#### The task
In the copy, include every entry exactly but none of the images.

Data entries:
----------------------------------------
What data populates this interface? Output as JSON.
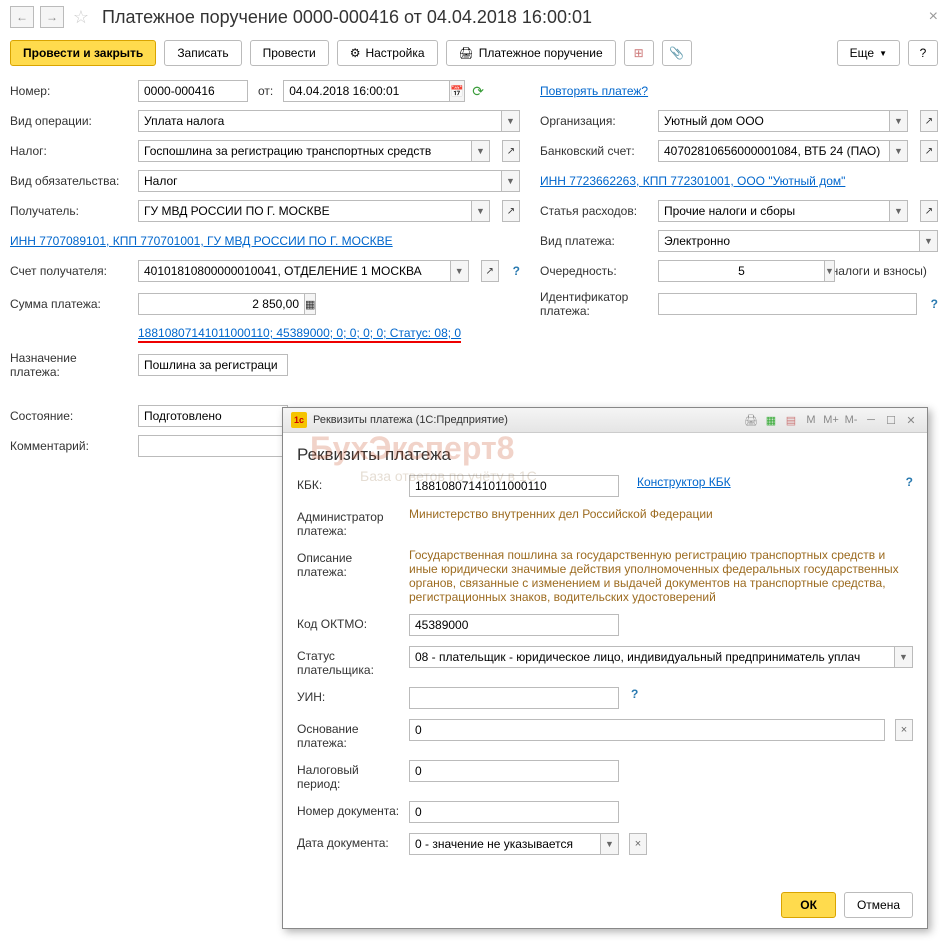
{
  "header": {
    "title": "Платежное поручение 0000-000416 от 04.04.2018 16:00:01"
  },
  "toolbar": {
    "post_close": "Провести и закрыть",
    "save": "Записать",
    "post": "Провести",
    "settings": "Настройка",
    "print": "Платежное поручение",
    "more": "Еще",
    "help": "?"
  },
  "form": {
    "number_label": "Номер:",
    "number": "0000-000416",
    "from_label": "от:",
    "date": "04.04.2018 16:00:01",
    "repeat_link": "Повторять платеж?",
    "operation_label": "Вид операции:",
    "operation": "Уплата налога",
    "org_label": "Организация:",
    "org": "Уютный дом ООО",
    "tax_label": "Налог:",
    "tax": "Госпошлина за регистрацию транспортных средств",
    "bank_label": "Банковский счет:",
    "bank": "40702810656000001084, ВТБ 24 (ПАО)",
    "obligation_label": "Вид обязательства:",
    "obligation": "Налог",
    "inn_link": "ИНН 7723662263, КПП 772301001, ООО \"Уютный дом\"",
    "recipient_label": "Получатель:",
    "recipient": "ГУ МВД РОССИИ ПО Г. МОСКВЕ",
    "expense_label": "Статья расходов:",
    "expense": "Прочие налоги и сборы",
    "recipient_inn_link": "ИНН 7707089101, КПП 770701001, ГУ МВД РОССИИ ПО Г. МОСКВЕ",
    "payment_type_label": "Вид платежа:",
    "payment_type": "Электронно",
    "account_label": "Счет получателя:",
    "account": "40101810800000010041, ОТДЕЛЕНИЕ 1 МОСКВА",
    "priority_label": "Очередность:",
    "priority": "5",
    "priority_text": "Прочие платежи (в т.ч. налоги и взносы)",
    "sum_label": "Сумма платежа:",
    "sum": "2 850,00",
    "id_label": "Идентификатор платежа:",
    "id": "",
    "kbk_link": "18810807141011000110; 45389000; 0; 0; 0; 0; Статус: 08; 0",
    "purpose_label": "Назначение платежа:",
    "purpose": "Пошлина за регистраци",
    "status_label": "Состояние:",
    "status": "Подготовлено",
    "comment_label": "Комментарий:",
    "comment": ""
  },
  "modal": {
    "window_title": "Реквизиты платежа  (1С:Предприятие)",
    "title": "Реквизиты платежа",
    "kbk_label": "КБК:",
    "kbk": "18810807141011000110",
    "kbk_constructor": "Конструктор КБК",
    "admin_label": "Администратор платежа:",
    "admin": "Министерство внутренних дел Российской Федерации",
    "desc_label": "Описание платежа:",
    "desc": "Государственная пошлина за государственную регистрацию транспортных средств и иные юридически значимые действия уполномоченных федеральных государственных органов, связанные с изменением и выдачей документов на транспортные средства, регистрационных знаков, водительских удостоверений",
    "oktmo_label": "Код ОКТМО:",
    "oktmo": "45389000",
    "payer_status_label": "Статус плательщика:",
    "payer_status": "08 - плательщик - юридическое лицо, индивидуальный предприниматель уплач",
    "uin_label": "УИН:",
    "uin": "",
    "basis_label": "Основание платежа:",
    "basis": "0",
    "tax_period_label": "Налоговый период:",
    "tax_period": "0",
    "doc_num_label": "Номер документа:",
    "doc_num": "0",
    "doc_date_label": "Дата документа:",
    "doc_date": "0 - значение не указывается",
    "ok": "ОК",
    "cancel": "Отмена"
  },
  "watermark": {
    "main": "БухЭксперт8",
    "sub": "База ответов по учёту в 1С"
  }
}
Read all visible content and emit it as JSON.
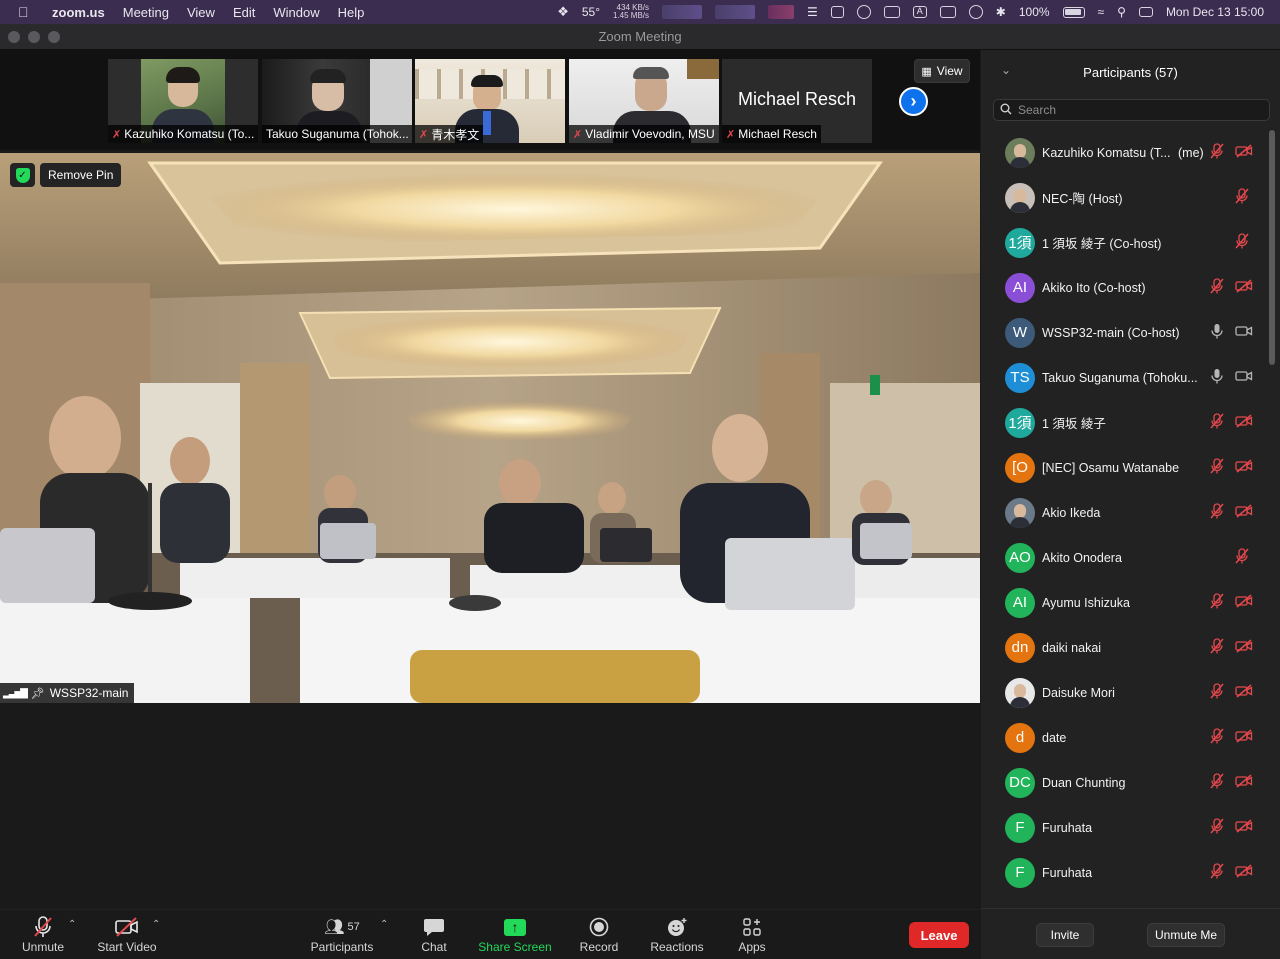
{
  "menubar": {
    "app": "zoom.us",
    "items": [
      "Meeting",
      "View",
      "Edit",
      "Window",
      "Help"
    ],
    "temperature": "55°",
    "net_up": "434 KB/s",
    "net_down": "1.45 MB/s",
    "battery": "100%",
    "datetime": "Mon Dec 13  15:00"
  },
  "window": {
    "title": "Zoom Meeting"
  },
  "gallery": {
    "tiles": [
      {
        "name": "Kazuhiko Komatsu (To...",
        "muted": true
      },
      {
        "name": "Takuo Suganuma (Tohok...",
        "muted": false
      },
      {
        "name": "青木孝文",
        "muted": true
      },
      {
        "name": "Vladimir Voevodin, MSU",
        "muted": true
      },
      {
        "name": "Michael Resch",
        "muted": true,
        "display": "Michael Resch"
      }
    ],
    "view_label": "View"
  },
  "main_video": {
    "remove_pin_label": "Remove Pin",
    "speaker_label": "WSSP32-main"
  },
  "toolbar": {
    "unmute": "Unmute",
    "start_video": "Start Video",
    "participants": "Participants",
    "participants_count": "57",
    "chat": "Chat",
    "share_screen": "Share Screen",
    "record": "Record",
    "reactions": "Reactions",
    "apps": "Apps",
    "leave": "Leave"
  },
  "panel": {
    "title": "Participants (57)",
    "search_placeholder": "Search",
    "invite": "Invite",
    "unmute_me": "Unmute Me",
    "participants": [
      {
        "name": "Kazuhiko Komatsu (T...",
        "suffix": "(me)",
        "avatar": "photo",
        "color": "#6b7d5a",
        "mic": "muted",
        "cam": "off"
      },
      {
        "name": "NEC-陶 (Host)",
        "avatar": "photo",
        "color": "#c8c0b8",
        "mic": "muted",
        "cam": "none"
      },
      {
        "name": "1 須坂 綾子 (Co-host)",
        "avatar": "1須",
        "color": "#1fa99c",
        "mic": "muted",
        "cam": "none"
      },
      {
        "name": "Akiko Ito (Co-host)",
        "avatar": "AI",
        "color": "#8a4fd6",
        "mic": "muted",
        "cam": "off"
      },
      {
        "name": "WSSP32-main (Co-host)",
        "avatar": "W",
        "color": "#3d5a7a",
        "mic": "on",
        "cam": "on"
      },
      {
        "name": "Takuo Suganuma (Tohoku...",
        "avatar": "TS",
        "color": "#1e8fd6",
        "mic": "on",
        "cam": "on"
      },
      {
        "name": "1 須坂 綾子",
        "avatar": "1須",
        "color": "#1fa99c",
        "mic": "muted",
        "cam": "off"
      },
      {
        "name": "[NEC] Osamu Watanabe",
        "avatar": "[O",
        "color": "#e3740f",
        "mic": "muted",
        "cam": "off"
      },
      {
        "name": "Akio Ikeda",
        "avatar": "photo",
        "color": "#6a7a88",
        "mic": "muted",
        "cam": "off"
      },
      {
        "name": "Akito Onodera",
        "avatar": "AO",
        "color": "#22b45a",
        "mic": "muted",
        "cam": "none"
      },
      {
        "name": "Ayumu Ishizuka",
        "avatar": "AI",
        "color": "#22b45a",
        "mic": "muted",
        "cam": "off"
      },
      {
        "name": "daiki nakai",
        "avatar": "dn",
        "color": "#e3740f",
        "mic": "muted",
        "cam": "off"
      },
      {
        "name": "Daisuke Mori",
        "avatar": "photo",
        "color": "#e8e8e8",
        "mic": "muted",
        "cam": "off"
      },
      {
        "name": "date",
        "avatar": "d",
        "color": "#e3740f",
        "mic": "muted",
        "cam": "off"
      },
      {
        "name": "Duan Chunting",
        "avatar": "DC",
        "color": "#22b45a",
        "mic": "muted",
        "cam": "off"
      },
      {
        "name": "Furuhata",
        "avatar": "F",
        "color": "#22b45a",
        "mic": "muted",
        "cam": "off"
      },
      {
        "name": "Furuhata",
        "avatar": "F",
        "color": "#22b45a",
        "mic": "muted",
        "cam": "off"
      }
    ]
  }
}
----------------------------------------
#### Response for this exercise
What data populates this interface? Output as JSON.
{
  "header": {
    "title": "Платежное поручение 0000-000416 от 04.04.2018 16:00:01"
  },
  "toolbar": {
    "post_close": "Провести и закрыть",
    "save": "Записать",
    "post": "Провести",
    "settings": "Настройка",
    "print": "Платежное поручение",
    "more": "Еще",
    "help": "?"
  },
  "form": {
    "number_label": "Номер:",
    "number": "0000-000416",
    "from_label": "от:",
    "date": "04.04.2018 16:00:01",
    "repeat_link": "Повторять платеж?",
    "operation_label": "Вид операции:",
    "operation": "Уплата налога",
    "org_label": "Организация:",
    "org": "Уютный дом ООО",
    "tax_label": "Налог:",
    "tax": "Госпошлина за регистрацию транспортных средств",
    "bank_label": "Банковский счет:",
    "bank": "40702810656000001084, ВТБ 24 (ПАО)",
    "obligation_label": "Вид обязательства:",
    "obligation": "Налог",
    "inn_link": "ИНН 7723662263, КПП 772301001, ООО \"Уютный дом\"",
    "recipient_label": "Получатель:",
    "recipient": "ГУ МВД РОССИИ ПО Г. МОСКВЕ",
    "expense_label": "Статья расходов:",
    "expense": "Прочие налоги и сборы",
    "recipient_inn_link": "ИНН 7707089101, КПП 770701001, ГУ МВД РОССИИ ПО Г. МОСКВЕ",
    "payment_type_label": "Вид платежа:",
    "payment_type": "Электронно",
    "account_label": "Счет получателя:",
    "account": "40101810800000010041, ОТДЕЛЕНИЕ 1 МОСКВА",
    "priority_label": "Очередность:",
    "priority": "5",
    "priority_text": "Прочие платежи (в т.ч. налоги и взносы)",
    "sum_label": "Сумма платежа:",
    "sum": "2 850,00",
    "id_label": "Идентификатор платежа:",
    "id": "",
    "kbk_link": "18810807141011000110; 45389000; 0; 0; 0; 0; Статус: 08; 0",
    "purpose_label": "Назначение платежа:",
    "purpose": "Пошлина за регистраци",
    "status_label": "Состояние:",
    "status": "Подготовлено",
    "comment_label": "Комментарий:",
    "comment": ""
  },
  "modal": {
    "window_title": "Реквизиты платежа  (1С:Предприятие)",
    "title": "Реквизиты платежа",
    "kbk_label": "КБК:",
    "kbk": "18810807141011000110",
    "kbk_constructor": "Конструктор КБК",
    "admin_label": "Администратор платежа:",
    "admin": "Министерство внутренних дел Российской Федерации",
    "desc_label": "Описание платежа:",
    "desc": "Государственная пошлина за государственную регистрацию транспортных средств и иные юридически значимые действия уполномоченных федеральных государственных органов, связанные с изменением и выдачей документов на транспортные средства, регистрационных знаков, водительских удостоверений",
    "oktmo_label": "Код ОКТМО:",
    "oktmo": "45389000",
    "payer_status_label": "Статус плательщика:",
    "payer_status": "08 - плательщик - юридическое лицо, индивидуальный предприниматель уплач",
    "uin_label": "УИН:",
    "uin": "",
    "basis_label": "Основание платежа:",
    "basis": "0",
    "tax_period_label": "Налоговый период:",
    "tax_period": "0",
    "doc_num_label": "Номер документа:",
    "doc_num": "0",
    "doc_date_label": "Дата документа:",
    "doc_date": "0 - значение не указывается",
    "ok": "ОК",
    "cancel": "Отмена"
  },
  "watermark": {
    "main": "БухЭксперт8",
    "sub": "База ответов по учёту в 1С"
  }
}
Read all visible content and emit it as JSON.
{
  "menubar": {
    "app": "zoom.us",
    "items": [
      "Meeting",
      "View",
      "Edit",
      "Window",
      "Help"
    ],
    "temperature": "55°",
    "net_up": "434 KB/s",
    "net_down": "1.45 MB/s",
    "battery": "100%",
    "datetime": "Mon Dec 13  15:00"
  },
  "window": {
    "title": "Zoom Meeting"
  },
  "gallery": {
    "tiles": [
      {
        "name": "Kazuhiko Komatsu (To...",
        "muted": true
      },
      {
        "name": "Takuo Suganuma (Tohok...",
        "muted": false
      },
      {
        "name": "青木孝文",
        "muted": true
      },
      {
        "name": "Vladimir Voevodin, MSU",
        "muted": true
      },
      {
        "name": "Michael Resch",
        "muted": true,
        "display": "Michael Resch"
      }
    ],
    "view_label": "View"
  },
  "main_video": {
    "remove_pin_label": "Remove Pin",
    "speaker_label": "WSSP32-main"
  },
  "toolbar": {
    "unmute": "Unmute",
    "start_video": "Start Video",
    "participants": "Participants",
    "participants_count": "57",
    "chat": "Chat",
    "share_screen": "Share Screen",
    "record": "Record",
    "reactions": "Reactions",
    "apps": "Apps",
    "leave": "Leave"
  },
  "panel": {
    "title": "Participants (57)",
    "search_placeholder": "Search",
    "invite": "Invite",
    "unmute_me": "Unmute Me",
    "participants": [
      {
        "name": "Kazuhiko Komatsu (T...",
        "suffix": "(me)",
        "avatar": "photo",
        "color": "#6b7d5a",
        "mic": "muted",
        "cam": "off"
      },
      {
        "name": "NEC-陶 (Host)",
        "avatar": "photo",
        "color": "#c8c0b8",
        "mic": "muted",
        "cam": "none"
      },
      {
        "name": "1 須坂 綾子 (Co-host)",
        "avatar": "1須",
        "color": "#1fa99c",
        "mic": "muted",
        "cam": "none"
      },
      {
        "name": "Akiko Ito (Co-host)",
        "avatar": "AI",
        "color": "#8a4fd6",
        "mic": "muted",
        "cam": "off"
      },
      {
        "name": "WSSP32-main (Co-host)",
        "avatar": "W",
        "color": "#3d5a7a",
        "mic": "on",
        "cam": "on"
      },
      {
        "name": "Takuo Suganuma (Tohoku...",
        "avatar": "TS",
        "color": "#1e8fd6",
        "mic": "on",
        "cam": "on"
      },
      {
        "name": "1 須坂 綾子",
        "avatar": "1須",
        "color": "#1fa99c",
        "mic": "muted",
        "cam": "off"
      },
      {
        "name": "[NEC] Osamu Watanabe",
        "avatar": "[O",
        "color": "#e3740f",
        "mic": "muted",
        "cam": "off"
      },
      {
        "name": "Akio Ikeda",
        "avatar": "photo",
        "color": "#6a7a88",
        "mic": "muted",
        "cam": "off"
      },
      {
        "name": "Akito Onodera",
        "avatar": "AO",
        "color": "#22b45a",
        "mic": "muted",
        "cam": "none"
      },
      {
        "name": "Ayumu Ishizuka",
        "avatar": "AI",
        "color": "#22b45a",
        "mic": "muted",
        "cam": "off"
      },
      {
        "name": "daiki nakai",
        "avatar": "dn",
        "color": "#e3740f",
        "mic": "muted",
        "cam": "off"
      },
      {
        "name": "Daisuke Mori",
        "avatar": "photo",
        "color": "#e8e8e8",
        "mic": "muted",
        "cam": "off"
      },
      {
        "name": "date",
        "avatar": "d",
        "color": "#e3740f",
        "mic": "muted",
        "cam": "off"
      },
      {
        "name": "Duan Chunting",
        "avatar": "DC",
        "color": "#22b45a",
        "mic": "muted",
        "cam": "off"
      },
      {
        "name": "Furuhata",
        "avatar": "F",
        "color": "#22b45a",
        "mic": "muted",
        "cam": "off"
      },
      {
        "name": "Furuhata",
        "avatar": "F",
        "color": "#22b45a",
        "mic": "muted",
        "cam": "off"
      }
    ]
  }
}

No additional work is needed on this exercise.